--- Start Dataset records ---

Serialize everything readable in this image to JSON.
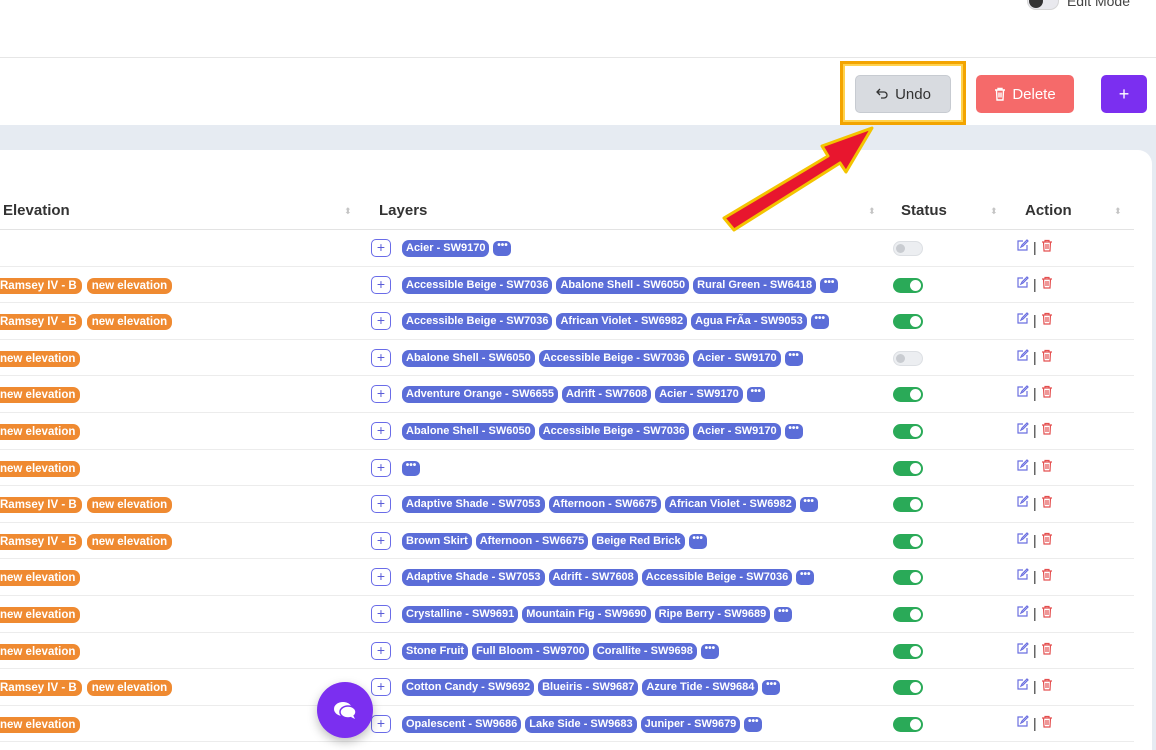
{
  "header": {
    "edit_mode_label": "Edit Mode"
  },
  "toolbar": {
    "undo_label": "Undo",
    "delete_label": "Delete",
    "add_label": "+"
  },
  "table": {
    "columns": {
      "elevation": "Elevation",
      "layers": "Layers",
      "status": "Status",
      "action": "Action"
    },
    "rows": [
      {
        "elevation": [],
        "layers": [
          "Acier - SW9170"
        ],
        "status": "off"
      },
      {
        "elevation": [
          "Ramsey IV - B",
          "new elevation"
        ],
        "layers": [
          "Accessible Beige - SW7036",
          "Abalone Shell - SW6050",
          "Rural Green - SW6418"
        ],
        "status": "on"
      },
      {
        "elevation": [
          "Ramsey IV - B",
          "new elevation"
        ],
        "layers": [
          "Accessible Beige - SW7036",
          "African Violet - SW6982",
          "Agua FrÃa - SW9053"
        ],
        "status": "on"
      },
      {
        "elevation": [
          "new elevation"
        ],
        "layers": [
          "Abalone Shell - SW6050",
          "Accessible Beige - SW7036",
          "Acier - SW9170"
        ],
        "status": "off"
      },
      {
        "elevation": [
          "new elevation"
        ],
        "layers": [
          "Adventure Orange - SW6655",
          "Adrift - SW7608",
          "Acier - SW9170"
        ],
        "status": "on"
      },
      {
        "elevation": [
          "new elevation"
        ],
        "layers": [
          "Abalone Shell - SW6050",
          "Accessible Beige - SW7036",
          "Acier - SW9170"
        ],
        "status": "on"
      },
      {
        "elevation": [
          "new elevation"
        ],
        "layers": [],
        "status": "on"
      },
      {
        "elevation": [
          "Ramsey IV - B",
          "new elevation"
        ],
        "layers": [
          "Adaptive Shade - SW7053",
          "Afternoon - SW6675",
          "African Violet - SW6982"
        ],
        "status": "on"
      },
      {
        "elevation": [
          "Ramsey IV - B",
          "new elevation"
        ],
        "layers": [
          "Brown Skirt",
          "Afternoon - SW6675",
          "Beige Red Brick"
        ],
        "status": "on"
      },
      {
        "elevation": [
          "new elevation"
        ],
        "layers": [
          "Adaptive Shade - SW7053",
          "Adrift - SW7608",
          "Accessible Beige - SW7036"
        ],
        "status": "on"
      },
      {
        "elevation": [
          "new elevation"
        ],
        "layers": [
          "Crystalline - SW9691",
          "Mountain Fig - SW9690",
          "Ripe Berry - SW9689"
        ],
        "status": "on"
      },
      {
        "elevation": [
          "new elevation"
        ],
        "layers": [
          "Stone Fruit",
          "Full Bloom - SW9700",
          "Corallite - SW9698"
        ],
        "status": "on"
      },
      {
        "elevation": [
          "Ramsey IV - B",
          "new elevation"
        ],
        "layers": [
          "Cotton Candy - SW9692",
          "Blueiris - SW9687",
          "Azure Tide - SW9684"
        ],
        "status": "on"
      },
      {
        "elevation": [
          "new elevation"
        ],
        "layers": [
          "Opalescent - SW9686",
          "Lake Side - SW9683",
          "Juniper - SW9679"
        ],
        "status": "on"
      }
    ],
    "more_label": "•••",
    "plus_label": "+",
    "separator": "|"
  },
  "colors": {
    "accent": "#7b2ff0",
    "delete": "#f56a6a",
    "tag_orange": "#ef8a31",
    "tag_blue": "#5b6dd8",
    "status_on": "#2aaa58",
    "highlight": "#f3a400"
  }
}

--- End Dataset records ---

### [Task description]
Each record above is to be restated exactly, with its pictures removed from the copy.

### [Solution to this task]
Serialize everything readable in this image to JSON.
{
  "header": {
    "edit_mode_label": "Edit Mode"
  },
  "toolbar": {
    "undo_label": "Undo",
    "delete_label": "Delete",
    "add_label": "+"
  },
  "table": {
    "columns": {
      "elevation": "Elevation",
      "layers": "Layers",
      "status": "Status",
      "action": "Action"
    },
    "rows": [
      {
        "elevation": [],
        "layers": [
          "Acier - SW9170"
        ],
        "status": "off"
      },
      {
        "elevation": [
          "Ramsey IV - B",
          "new elevation"
        ],
        "layers": [
          "Accessible Beige - SW7036",
          "Abalone Shell - SW6050",
          "Rural Green - SW6418"
        ],
        "status": "on"
      },
      {
        "elevation": [
          "Ramsey IV - B",
          "new elevation"
        ],
        "layers": [
          "Accessible Beige - SW7036",
          "African Violet - SW6982",
          "Agua FrÃa - SW9053"
        ],
        "status": "on"
      },
      {
        "elevation": [
          "new elevation"
        ],
        "layers": [
          "Abalone Shell - SW6050",
          "Accessible Beige - SW7036",
          "Acier - SW9170"
        ],
        "status": "off"
      },
      {
        "elevation": [
          "new elevation"
        ],
        "layers": [
          "Adventure Orange - SW6655",
          "Adrift - SW7608",
          "Acier - SW9170"
        ],
        "status": "on"
      },
      {
        "elevation": [
          "new elevation"
        ],
        "layers": [
          "Abalone Shell - SW6050",
          "Accessible Beige - SW7036",
          "Acier - SW9170"
        ],
        "status": "on"
      },
      {
        "elevation": [
          "new elevation"
        ],
        "layers": [],
        "status": "on"
      },
      {
        "elevation": [
          "Ramsey IV - B",
          "new elevation"
        ],
        "layers": [
          "Adaptive Shade - SW7053",
          "Afternoon - SW6675",
          "African Violet - SW6982"
        ],
        "status": "on"
      },
      {
        "elevation": [
          "Ramsey IV - B",
          "new elevation"
        ],
        "layers": [
          "Brown Skirt",
          "Afternoon - SW6675",
          "Beige Red Brick"
        ],
        "status": "on"
      },
      {
        "elevation": [
          "new elevation"
        ],
        "layers": [
          "Adaptive Shade - SW7053",
          "Adrift - SW7608",
          "Accessible Beige - SW7036"
        ],
        "status": "on"
      },
      {
        "elevation": [
          "new elevation"
        ],
        "layers": [
          "Crystalline - SW9691",
          "Mountain Fig - SW9690",
          "Ripe Berry - SW9689"
        ],
        "status": "on"
      },
      {
        "elevation": [
          "new elevation"
        ],
        "layers": [
          "Stone Fruit",
          "Full Bloom - SW9700",
          "Corallite - SW9698"
        ],
        "status": "on"
      },
      {
        "elevation": [
          "Ramsey IV - B",
          "new elevation"
        ],
        "layers": [
          "Cotton Candy - SW9692",
          "Blueiris - SW9687",
          "Azure Tide - SW9684"
        ],
        "status": "on"
      },
      {
        "elevation": [
          "new elevation"
        ],
        "layers": [
          "Opalescent - SW9686",
          "Lake Side - SW9683",
          "Juniper - SW9679"
        ],
        "status": "on"
      }
    ],
    "more_label": "•••",
    "plus_label": "+",
    "separator": "|"
  },
  "colors": {
    "accent": "#7b2ff0",
    "delete": "#f56a6a",
    "tag_orange": "#ef8a31",
    "tag_blue": "#5b6dd8",
    "status_on": "#2aaa58",
    "highlight": "#f3a400"
  }
}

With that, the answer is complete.